** BEGIN RECORDS SUPPLIED **

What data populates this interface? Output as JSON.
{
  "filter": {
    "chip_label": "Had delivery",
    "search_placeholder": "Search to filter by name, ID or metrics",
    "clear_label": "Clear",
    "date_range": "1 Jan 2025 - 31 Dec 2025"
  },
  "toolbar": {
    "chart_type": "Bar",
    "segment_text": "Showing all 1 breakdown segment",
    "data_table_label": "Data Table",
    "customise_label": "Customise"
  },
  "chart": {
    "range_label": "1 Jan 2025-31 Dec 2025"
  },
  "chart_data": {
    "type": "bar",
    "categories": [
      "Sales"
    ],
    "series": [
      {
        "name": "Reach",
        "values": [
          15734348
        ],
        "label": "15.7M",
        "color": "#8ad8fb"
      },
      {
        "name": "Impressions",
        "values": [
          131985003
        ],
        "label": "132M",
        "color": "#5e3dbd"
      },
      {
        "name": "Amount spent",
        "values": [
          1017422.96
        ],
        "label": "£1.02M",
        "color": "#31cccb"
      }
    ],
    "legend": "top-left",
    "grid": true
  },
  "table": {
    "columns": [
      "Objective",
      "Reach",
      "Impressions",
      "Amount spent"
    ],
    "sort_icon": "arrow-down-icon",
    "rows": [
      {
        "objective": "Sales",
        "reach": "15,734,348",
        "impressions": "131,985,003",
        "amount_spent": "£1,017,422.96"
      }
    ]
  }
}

** END RECORDS SUPPLIED **

Tally the lines of the listing above that include the word "name". Answer with the number alone.

4